* DESCRIPTION OF THE TASK: Below are some records; give them all again exactly, but not the pictures.

(Figure record extracts)
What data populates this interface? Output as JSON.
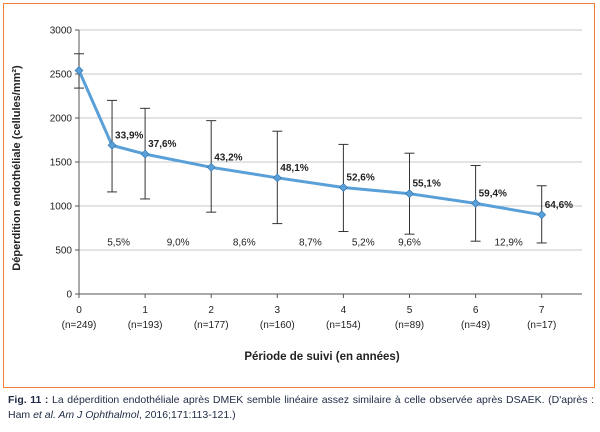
{
  "chart_data": {
    "type": "line",
    "title": "",
    "xlabel": "Période de suivi (en années)",
    "ylabel": "Déperdition endothéliale (cellules/mm²)",
    "ylim": [
      0,
      3000
    ],
    "yticks": [
      "0",
      "500",
      "1000",
      "1500",
      "2000",
      "2500",
      "3000"
    ],
    "xticks": [
      {
        "year": "0",
        "n": "(n=249)"
      },
      {
        "year": "1",
        "n": "(n=193)"
      },
      {
        "year": "2",
        "n": "(n=177)"
      },
      {
        "year": "3",
        "n": "(n=160)"
      },
      {
        "year": "4",
        "n": "(n=154)"
      },
      {
        "year": "5",
        "n": "(n=89)"
      },
      {
        "year": "6",
        "n": "(n=49)"
      },
      {
        "year": "7",
        "n": "(n=17)"
      }
    ],
    "series": [
      {
        "color": "#5aa0d8",
        "points": [
          {
            "x": 0,
            "y": 2540,
            "err_low": 2340,
            "err_high": 2730,
            "label": ""
          },
          {
            "x": 0.5,
            "y": 1690,
            "err_low": 1160,
            "err_high": 2200,
            "label": "33,9%"
          },
          {
            "x": 1,
            "y": 1590,
            "err_low": 1080,
            "err_high": 2110,
            "label": "37,6%"
          },
          {
            "x": 2,
            "y": 1440,
            "err_low": 930,
            "err_high": 1970,
            "label": "43,2%"
          },
          {
            "x": 3,
            "y": 1320,
            "err_low": 800,
            "err_high": 1850,
            "label": "48,1%"
          },
          {
            "x": 4,
            "y": 1210,
            "err_low": 710,
            "err_high": 1700,
            "label": "52,6%"
          },
          {
            "x": 5,
            "y": 1140,
            "err_low": 680,
            "err_high": 1600,
            "label": "55,1%"
          },
          {
            "x": 6,
            "y": 1030,
            "err_low": 600,
            "err_high": 1460,
            "label": "59,4%"
          },
          {
            "x": 7,
            "y": 900,
            "err_low": 580,
            "err_high": 1230,
            "label": "64,6%"
          }
        ]
      }
    ],
    "interval_labels": [
      {
        "x": 0.6,
        "text": "5,5%"
      },
      {
        "x": 1.5,
        "text": "9,0%"
      },
      {
        "x": 2.5,
        "text": "8,6%"
      },
      {
        "x": 3.5,
        "text": "8,7%"
      },
      {
        "x": 4.3,
        "text": "5,2%"
      },
      {
        "x": 5.0,
        "text": "9,6%"
      },
      {
        "x": 6.5,
        "text": "12,9%"
      }
    ],
    "interval_label_y": 550,
    "grid": true
  },
  "caption": {
    "fig_label": "Fig. 11 :",
    "text": " La déperdition endothéliale après DMEK semble linéaire assez similaire à celle observée après DSAEK. (D'après : Ham ",
    "etal": "et al.",
    "journal": " Am J Ophthalmol",
    "citation": ", 2016;171:113-121.)"
  }
}
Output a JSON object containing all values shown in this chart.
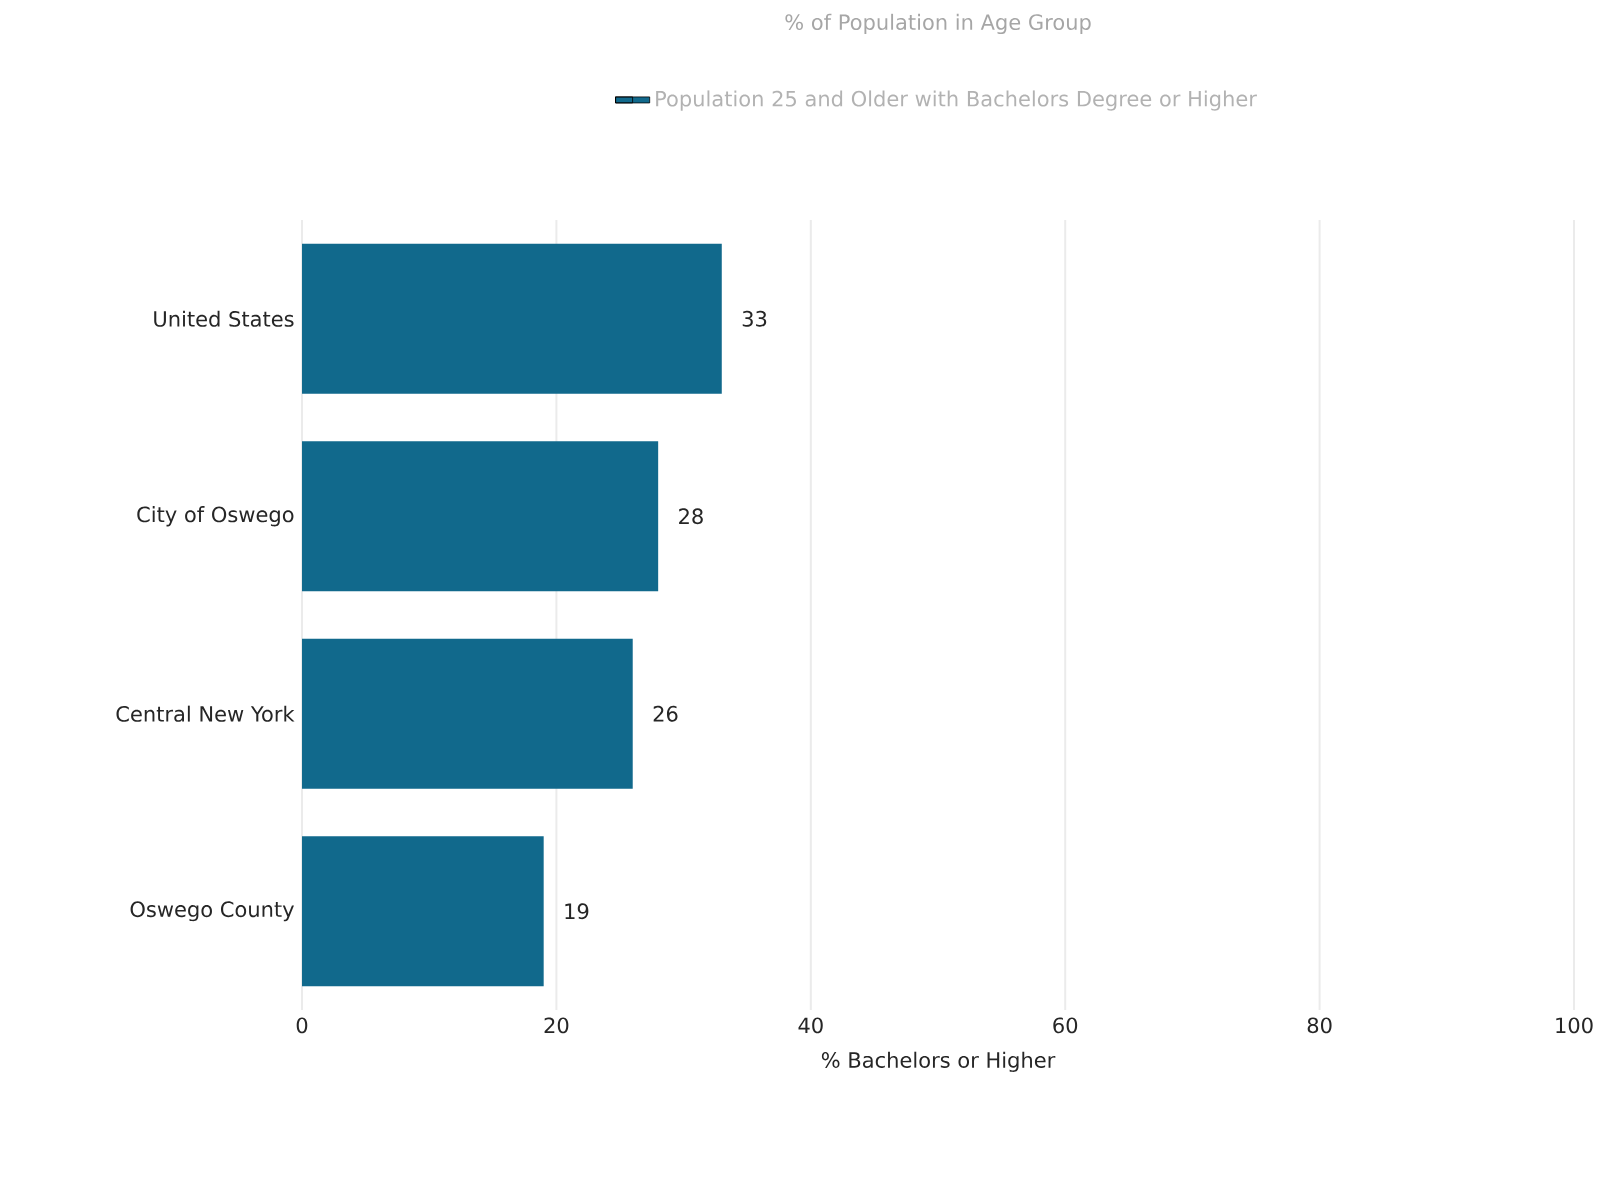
{
  "chart_data": {
    "type": "bar",
    "orientation": "horizontal",
    "title": "% of Population in Age Group",
    "xlabel": "% Bachelors or Higher",
    "categories": [
      "United States",
      "City of Oswego",
      "Central New York",
      "Oswego County"
    ],
    "series": [
      {
        "name": "Population 25 and Older with Bachelors Degree or Higher",
        "color": "#11698c",
        "values": [
          33,
          28,
          26,
          19
        ]
      }
    ],
    "xlim": [
      0,
      100
    ],
    "xticks": [
      0,
      20,
      40,
      60,
      80,
      100
    ],
    "grid": "x",
    "legend": "top",
    "data_labels": true
  }
}
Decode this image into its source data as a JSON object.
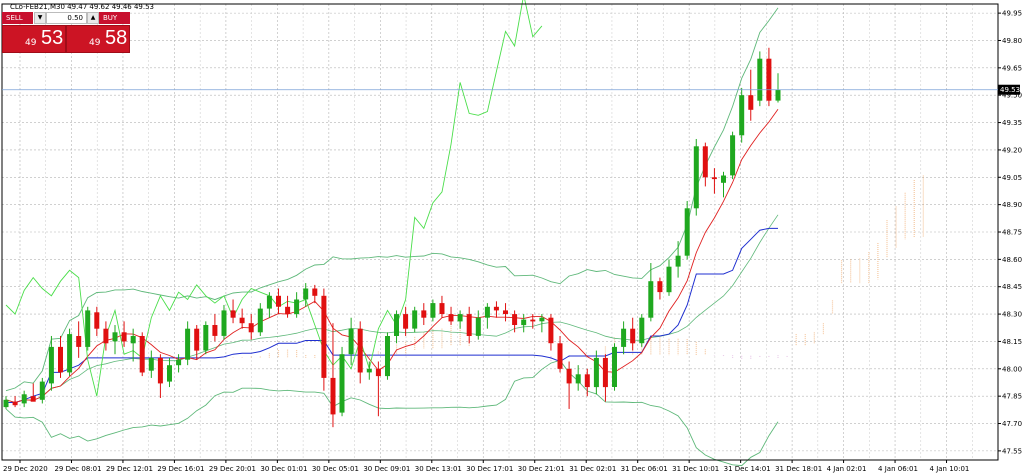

* SOLUTION:
What data populates this interface? Output as JSON.
{
  "chart_data": {
    "type": "line",
    "title": "",
    "xlabel": "Période de suivi (en années)",
    "ylabel": "Déperdition endothéliale (cellules/mm²)",
    "ylim": [
      0,
      3000
    ],
    "yticks": [
      "0",
      "500",
      "1000",
      "1500",
      "2000",
      "2500",
      "3000"
    ],
    "xticks": [
      {
        "year": "0",
        "n": "(n=249)"
      },
      {
        "year": "1",
        "n": "(n=193)"
      },
      {
        "year": "2",
        "n": "(n=177)"
      },
      {
        "year": "3",
        "n": "(n=160)"
      },
      {
        "year": "4",
        "n": "(n=154)"
      },
      {
        "year": "5",
        "n": "(n=89)"
      },
      {
        "year": "6",
        "n": "(n=49)"
      },
      {
        "year": "7",
        "n": "(n=17)"
      }
    ],
    "series": [
      {
        "color": "#5aa0d8",
        "points": [
          {
            "x": 0,
            "y": 2540,
            "err_low": 2340,
            "err_high": 2730,
            "label": ""
          },
          {
            "x": 0.5,
            "y": 1690,
            "err_low": 1160,
            "err_high": 2200,
            "label": "33,9%"
          },
          {
            "x": 1,
            "y": 1590,
            "err_low": 1080,
            "err_high": 2110,
            "label": "37,6%"
          },
          {
            "x": 2,
            "y": 1440,
            "err_low": 930,
            "err_high": 1970,
            "label": "43,2%"
          },
          {
            "x": 3,
            "y": 1320,
            "err_low": 800,
            "err_high": 1850,
            "label": "48,1%"
          },
          {
            "x": 4,
            "y": 1210,
            "err_low": 710,
            "err_high": 1700,
            "label": "52,6%"
          },
          {
            "x": 5,
            "y": 1140,
            "err_low": 680,
            "err_high": 1600,
            "label": "55,1%"
          },
          {
            "x": 6,
            "y": 1030,
            "err_low": 600,
            "err_high": 1460,
            "label": "59,4%"
          },
          {
            "x": 7,
            "y": 900,
            "err_low": 580,
            "err_high": 1230,
            "label": "64,6%"
          }
        ]
      }
    ],
    "interval_labels": [
      {
        "x": 0.6,
        "text": "5,5%"
      },
      {
        "x": 1.5,
        "text": "9,0%"
      },
      {
        "x": 2.5,
        "text": "8,6%"
      },
      {
        "x": 3.5,
        "text": "8,7%"
      },
      {
        "x": 4.3,
        "text": "5,2%"
      },
      {
        "x": 5.0,
        "text": "9,6%"
      },
      {
        "x": 6.5,
        "text": "12,9%"
      }
    ],
    "interval_label_y": 550,
    "grid": true
  },
  "caption": {
    "fig_label": "Fig. 11 :",
    "text": " La déperdition endothéliale après DMEK semble linéaire assez similaire à celle observée après DSAEK. (D'après : Ham ",
    "etal": "et al.",
    "journal": " Am J Ophthalmol",
    "citation": ", 2016;171:113-121.)"
  }
}
Output a JSON object containing all values shown in this chart.
{
  "chart_data": {
    "type": "bar",
    "orientation": "horizontal",
    "title": "% of Population in Age Group",
    "xlabel": "% Bachelors or Higher",
    "categories": [
      "United States",
      "City of Oswego",
      "Central New York",
      "Oswego County"
    ],
    "series": [
      {
        "name": "Population 25 and Older with Bachelors Degree or Higher",
        "color": "#11698c",
        "values": [
          33,
          28,
          26,
          19
        ]
      }
    ],
    "xlim": [
      0,
      100
    ],
    "xticks": [
      0,
      20,
      40,
      60,
      80,
      100
    ],
    "grid": "x",
    "legend": "top",
    "data_labels": true
  }
}
Decode this image into its source data as a JSON object.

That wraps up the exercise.